An exact reproduction of the records is required, with all images left out.

::: Provided data

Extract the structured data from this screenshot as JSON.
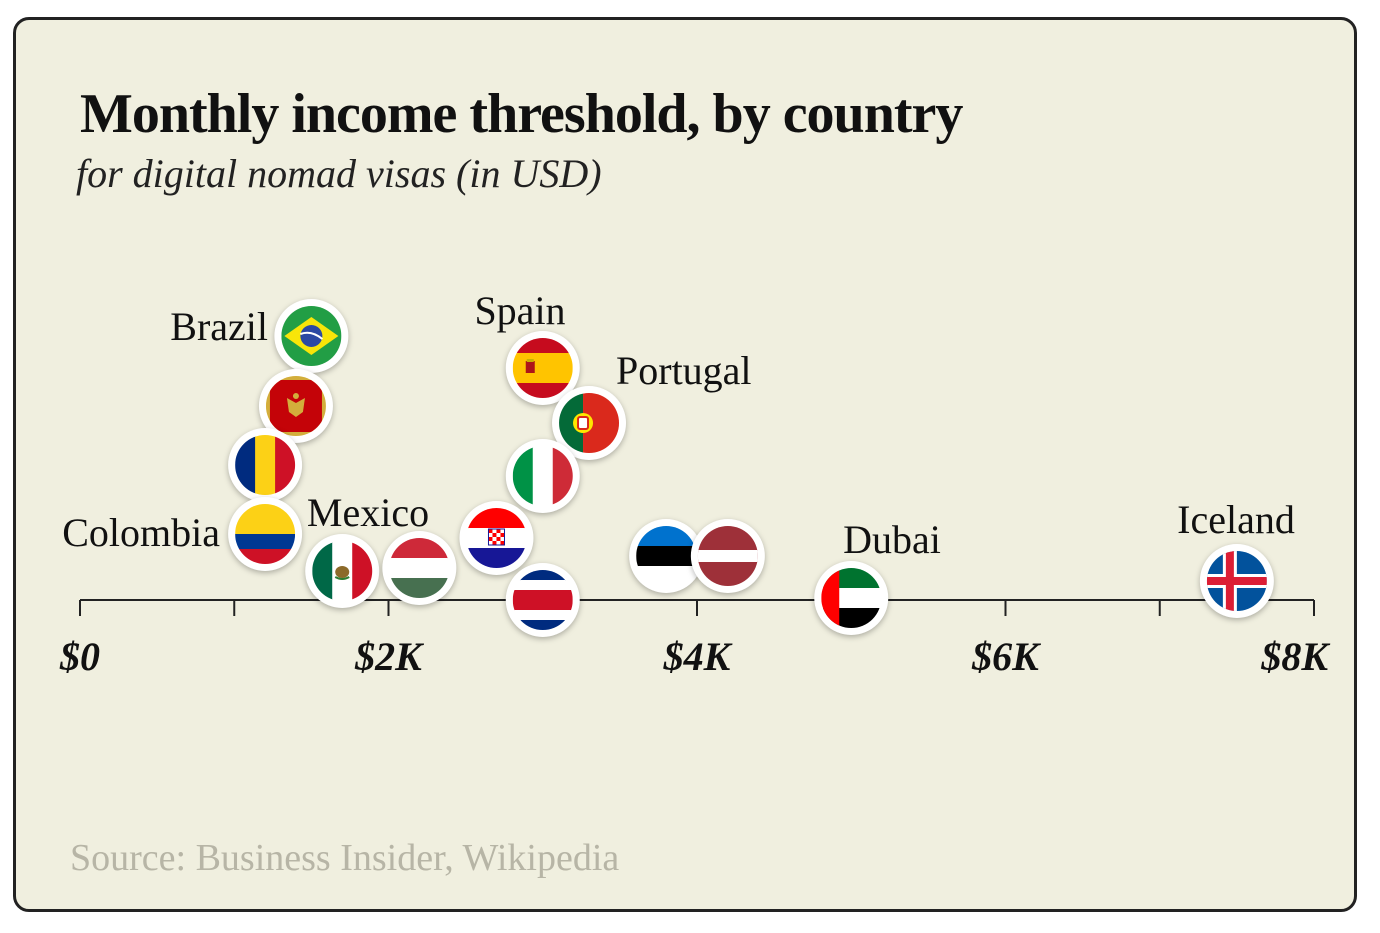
{
  "chart_data": {
    "type": "scatter",
    "title": "Monthly income threshold, by country",
    "subtitle": "for digital nomad visas (in USD)",
    "source": "Source: Business Insider, Wikipedia",
    "xlabel": "",
    "ylabel": "",
    "xlim": [
      0,
      8000
    ],
    "grid": false,
    "legend": "none",
    "x_ticks": [
      {
        "value": 0,
        "label": "$0"
      },
      {
        "value": 1000,
        "label": ""
      },
      {
        "value": 2000,
        "label": "$2K"
      },
      {
        "value": 3000,
        "label": ""
      },
      {
        "value": 4000,
        "label": "$4K"
      },
      {
        "value": 5000,
        "label": ""
      },
      {
        "value": 6000,
        "label": "$6K"
      },
      {
        "value": 7000,
        "label": ""
      },
      {
        "value": 8000,
        "label": "$8K"
      }
    ],
    "points": [
      {
        "country": "Brazil",
        "label": "Brazil",
        "value": 1500,
        "flag": "brazil"
      },
      {
        "country": "Montenegro",
        "label": "",
        "value": 1400,
        "flag": "montenegro"
      },
      {
        "country": "Romania",
        "label": "",
        "value": 1200,
        "flag": "romania"
      },
      {
        "country": "Colombia",
        "label": "Colombia",
        "value": 1200,
        "flag": "colombia"
      },
      {
        "country": "Mexico",
        "label": "Mexico",
        "value": 1700,
        "flag": "mexico"
      },
      {
        "country": "Hungary",
        "label": "",
        "value": 2200,
        "flag": "hungary"
      },
      {
        "country": "Spain",
        "label": "Spain",
        "value": 3000,
        "flag": "spain"
      },
      {
        "country": "Portugal",
        "label": "Portugal",
        "value": 3300,
        "flag": "portugal"
      },
      {
        "country": "Italy",
        "label": "",
        "value": 3000,
        "flag": "italy"
      },
      {
        "country": "Croatia",
        "label": "",
        "value": 2700,
        "flag": "croatia"
      },
      {
        "country": "Costa Rica",
        "label": "",
        "value": 3000,
        "flag": "costa-rica"
      },
      {
        "country": "Estonia",
        "label": "",
        "value": 3800,
        "flag": "estonia"
      },
      {
        "country": "Latvia",
        "label": "",
        "value": 4200,
        "flag": "latvia"
      },
      {
        "country": "Dubai",
        "label": "Dubai",
        "value": 5000,
        "flag": "uae"
      },
      {
        "country": "Iceland",
        "label": "Iceland",
        "value": 7500,
        "flag": "iceland"
      }
    ]
  },
  "colors": {
    "background": "#f0efdf",
    "border": "#222222",
    "text": "#111111",
    "source_text": "#b7b5a6",
    "axis": "#222222"
  }
}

::::::

Exercise solution:
Extract the structured data from this screenshot as JSON.
{
  "chart_data": {
    "type": "scatter",
    "title": "Monthly income threshold, by country",
    "subtitle": "for digital nomad visas (in USD)",
    "source": "Source: Business Insider, Wikipedia",
    "xlabel": "",
    "ylabel": "",
    "xlim": [
      0,
      8000
    ],
    "grid": false,
    "legend": "none",
    "x_ticks": [
      {
        "value": 0,
        "label": "$0"
      },
      {
        "value": 1000,
        "label": ""
      },
      {
        "value": 2000,
        "label": "$2K"
      },
      {
        "value": 3000,
        "label": ""
      },
      {
        "value": 4000,
        "label": "$4K"
      },
      {
        "value": 5000,
        "label": ""
      },
      {
        "value": 6000,
        "label": "$6K"
      },
      {
        "value": 7000,
        "label": ""
      },
      {
        "value": 8000,
        "label": "$8K"
      }
    ],
    "points": [
      {
        "country": "Brazil",
        "label": "Brazil",
        "value": 1500,
        "flag": "brazil"
      },
      {
        "country": "Montenegro",
        "label": "",
        "value": 1400,
        "flag": "montenegro"
      },
      {
        "country": "Romania",
        "label": "",
        "value": 1200,
        "flag": "romania"
      },
      {
        "country": "Colombia",
        "label": "Colombia",
        "value": 1200,
        "flag": "colombia"
      },
      {
        "country": "Mexico",
        "label": "Mexico",
        "value": 1700,
        "flag": "mexico"
      },
      {
        "country": "Hungary",
        "label": "",
        "value": 2200,
        "flag": "hungary"
      },
      {
        "country": "Spain",
        "label": "Spain",
        "value": 3000,
        "flag": "spain"
      },
      {
        "country": "Portugal",
        "label": "Portugal",
        "value": 3300,
        "flag": "portugal"
      },
      {
        "country": "Italy",
        "label": "",
        "value": 3000,
        "flag": "italy"
      },
      {
        "country": "Croatia",
        "label": "",
        "value": 2700,
        "flag": "croatia"
      },
      {
        "country": "Costa Rica",
        "label": "",
        "value": 3000,
        "flag": "costa-rica"
      },
      {
        "country": "Estonia",
        "label": "",
        "value": 3800,
        "flag": "estonia"
      },
      {
        "country": "Latvia",
        "label": "",
        "value": 4200,
        "flag": "latvia"
      },
      {
        "country": "Dubai",
        "label": "Dubai",
        "value": 5000,
        "flag": "uae"
      },
      {
        "country": "Iceland",
        "label": "Iceland",
        "value": 7500,
        "flag": "iceland"
      }
    ]
  },
  "colors": {
    "background": "#f0efdf",
    "border": "#222222",
    "text": "#111111",
    "source_text": "#b7b5a6",
    "axis": "#222222"
  }
}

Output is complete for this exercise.